Pull out every line of the listing below where "територіального" appears.
-- Records supplied start --
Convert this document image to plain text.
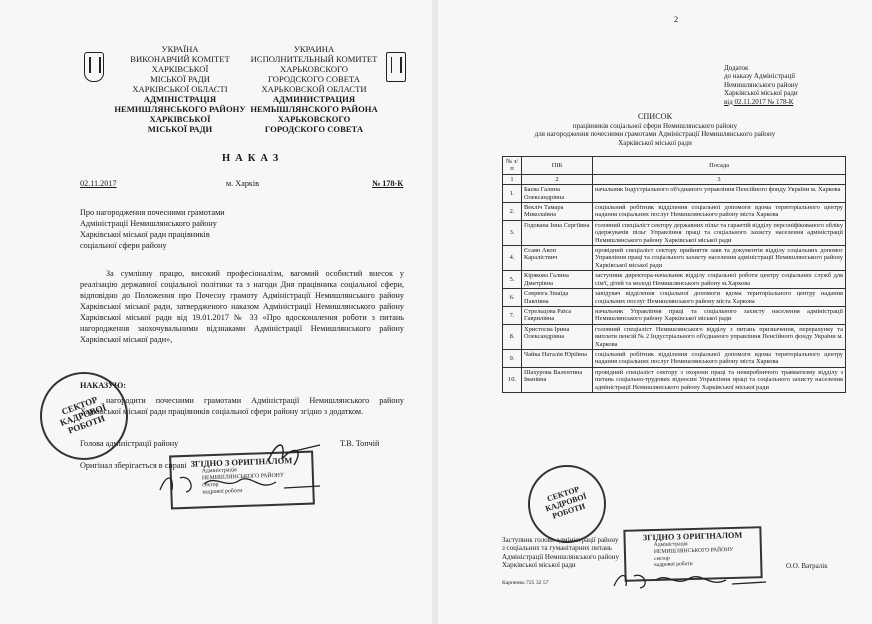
УКРАЇНА
ВИКОНАВЧИЙ КОМІТЕТ
ХАРКІВСЬКОЇ
МІСЬКОЇ РАДИ
ХАРКІВСЬКОЇ ОБЛАСТІ
АДМІНІСТРАЦІЯ
НЕМИШЛЯНСЬКОГО РАЙОНУ
ХАРКІВСЬКОЇ
МІСЬКОЇ РАДИ
УКРАИНА
ИСПОЛНИТЕЛЬНЫЙ КОМИТЕТ
ХАРЬКОВСКОГО
ГОРОДСКОГО СОВЕТА
ХАРЬКОВСКОЙ ОБЛАСТИ
АДМИНИСТРАЦИЯ
НЕМЫШЛЯНСКОГО РАЙОНА
ХАРЬКОВСКОГО
ГОРОДСКОГО СОВЕТА
НАКАЗ
02.11.2017	м. Харків	№ 178-К
Про нагородження почесними грамотами
Адміністрації Немишлянського району
Харківської міської ради працівників
соціальної сфери району
За сумлінну працю, високий професіоналізм, вагомий особистий внесок у реалізацію державної соціальної політики та з нагоди Дня працівника соціальної сфери, відповідно до Положення про Почесну грамоту Адміністрації Немишлянського району Харківської міської ради, затвердженого наказом Адміністрації Немишлянського району Харківської міської ради від 19.01.2017 № 33 «Про вдосконалення роботи з питань нагородження заохочувальними відзнаками Адміністрації Немишлянського району Харківської міської ради»,
НАКАЗУЮ:
нагородити почесними грамотами Адміністрації Немишлянського району Харківської міської ради працівників соціальної сфери району згідно з додатком.
Голова адміністрації району	Т.В. Топчій
Оригінал зберігається в справі
СЕКТОР КАДРОВОЇ РОБОТИ
ЗГІДНО З ОРИГІНАЛОМ
Адміністрація
НЕМИШЛЯНСЬКОГО РАЙОНУ
сектор
кадрової роботи
2
Додаток
до наказу Адміністрації
Немишлянського району
Харківської міської ради
від 02.11.2017 № 178-К
СПИСОК
працівників соціальної сфери Немишлянського району
для нагородження почесними грамотами Адміністрації Немишлянського району
Харківської міської ради
№ з/п	ПІБ	Посада
1	2	3
1.	Баєва Галина Олександрівна	начальник Індустріального об'єднаного управління Пенсійного фонду України м. Харкова
2.	Векліч Тамара Миколаївна	соціальний робітник відділення соціальної допомоги вдома територіального центру надання соціальних послуг Немишлянського району міста Харкова
3.	Годована Інна Сергіївна	головний спеціаліст сектору державних пільг та гарантій відділу персоніфікованого обліку одержувачів пільг Управління праці та соціального захисту населення адміністрації Немишлянського району Харківської міської ради
4.	Єсаян Акоп Караліствич	провідний спеціаліст сектору прийняття заяв та документів відділу соціальних допомог Управління праці та соціального захисту населення адміністрації Немишлянського району Харківської міської ради
5.	Кірякова Галина Дмитрівна	заступник директора-начальник відділу соціальної роботи центру соціальних служб для сім'ї, дітей та молоді Немишлянського району м.Харкова
6.	Севрюга Зінаїда Павлівна	завідувач відділення соціальної допомоги вдома територіального центру надання соціальних послуг Немишлянського району міста Харкова
7.	Стрельцова Раїса Гаврилівна	начальник Управління праці та соціального захисту населення адміністрації Немишлянського району Харківської міської ради
8.	Христосва Ірина Олександрівна	головний спеціаліст Немишлянського відділу з питань призначення, перерахунку та виплати пенсій № 2 Індустріального об'єднаного управління Пенсійного фонду України м. Харкова
9.	Чайка Наталія Юріївна	соціальний робітник відділення соціальної допомоги вдома територіального центру надання соціальних послуг Немишлянського району міста Харкова
10.	Шахурова Валентина Іванівна	провідний спеціаліст сектору з охорони праці та невиробничого травматизму відділу з питань соціально-трудових відносин Управління праці та соціального захисту населення адміністрації Немишлянського району Харківської міської ради
Заступник голови адміністрації району
з соціальних та гуманітарних питань
Адміністрації Немишлянського району
Харківської міської ради	О.О. Ватралік
Карпенко 725 32 57
СЕКТОР КАДРОВОЇ РОБОТИ
ЗГІДНО З ОРИГІНАЛОМ
Адміністрація
НЕМИШЛЯНСЬКОГО РАЙОНУ
сектор
кадрової роботи
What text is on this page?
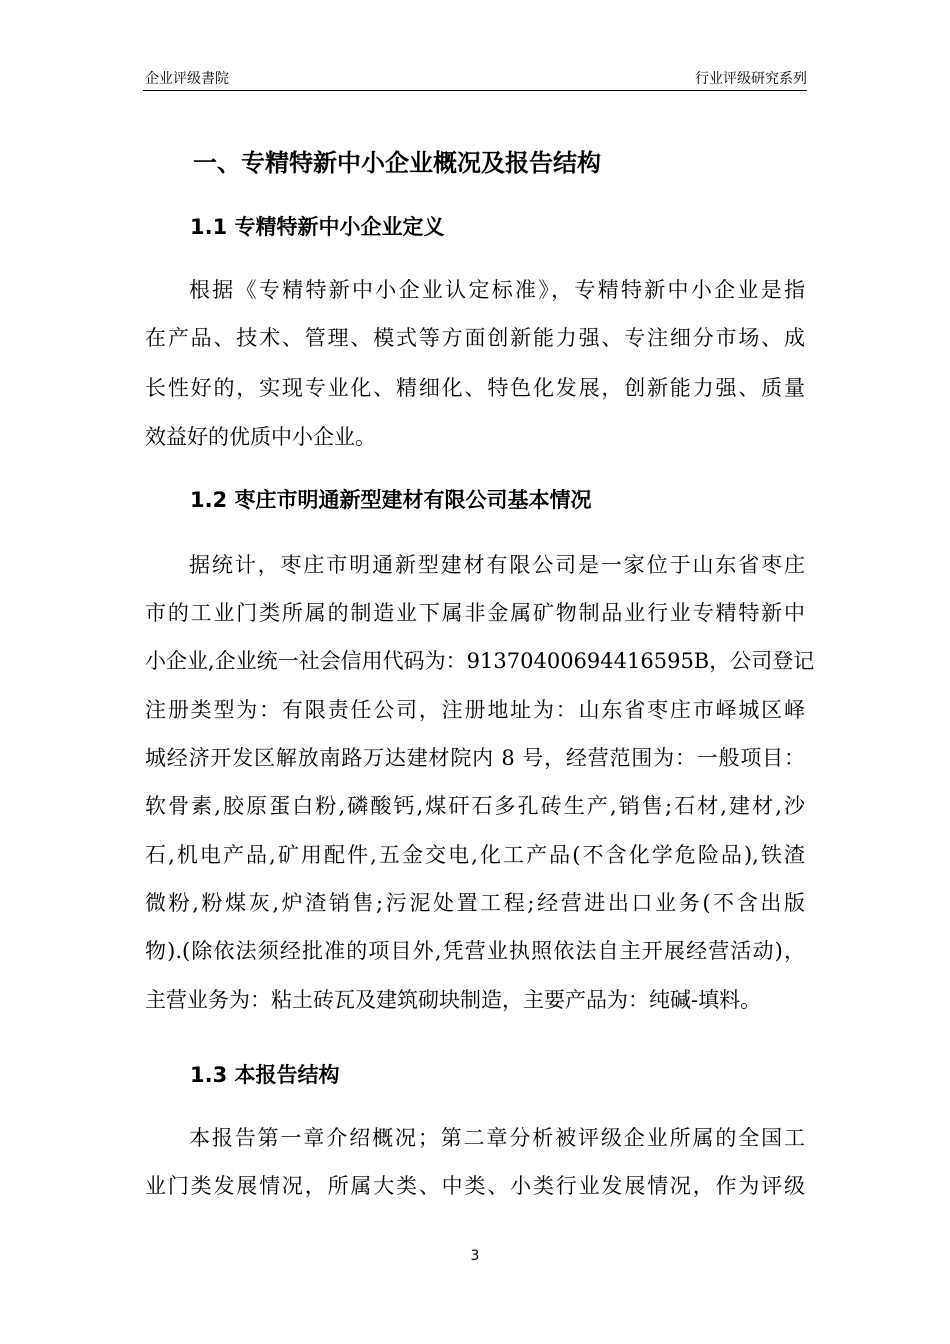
企业评级書院	行业评级研究系列
一、专精特新中小企业概况及报告结构
1.1 专精特新中小企业定义
根据《专精特新中小企业认定标准》，专精特新中小企业是指
在产品、技术、管理、模式等方面创新能力强、专注细分市场、成
长性好的，实现专业化、精细化、特色化发展，创新能力强、质量
效益好的优质中小企业。
1.2 枣庄市明通新型建材有限公司基本情况
据统计，枣庄市明通新型建材有限公司是一家位于山东省枣庄
市的工业门类所属的制造业下属非金属矿物制品业行业专精特新中
小企业,企业统一社会信用代码为：91370400694416595B，公司登记
注册类型为：有限责任公司，注册地址为：山东省枣庄市峄城区峄
城经济开发区解放南路万达建材院内 8 号，经营范围为：一般项目：
软骨素,胶原蛋白粉,磷酸钙,煤矸石多孔砖生产,销售;石材,建材,沙
石,机电产品,矿用配件,五金交电,化工产品(不含化学危险品),铁渣
微粉,粉煤灰,炉渣销售;污泥处置工程;经营进出口业务(不含出版
物).(除依法须经批准的项目外,凭营业执照依法自主开展经营活动)，
主营业务为：粘土砖瓦及建筑砌块制造，主要产品为：纯碱-填料。
1.3 本报告结构
本报告第一章介绍概况；第二章分析被评级企业所属的全国工
业门类发展情况，所属大类、中类、小类行业发展情况，作为评级
3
-- Records supplied end --
• Final result
2.	Векліч Тамара Миколаївна	соціальний робітник відділення соціальної допомоги вдома територіального центру надання соціальних послуг Немишлянського району міста Харкова
6.	Севрюга Зінаїда Павлівна	завідувач відділення соціальної допомоги вдома територіального центру надання соціальних послуг Немишлянського району міста Харкова
9.	Чайка Наталія Юріївна	соціальний робітник відділення соціальної допомоги вдома територіального центру надання соціальних послуг Немишлянського району міста Харкова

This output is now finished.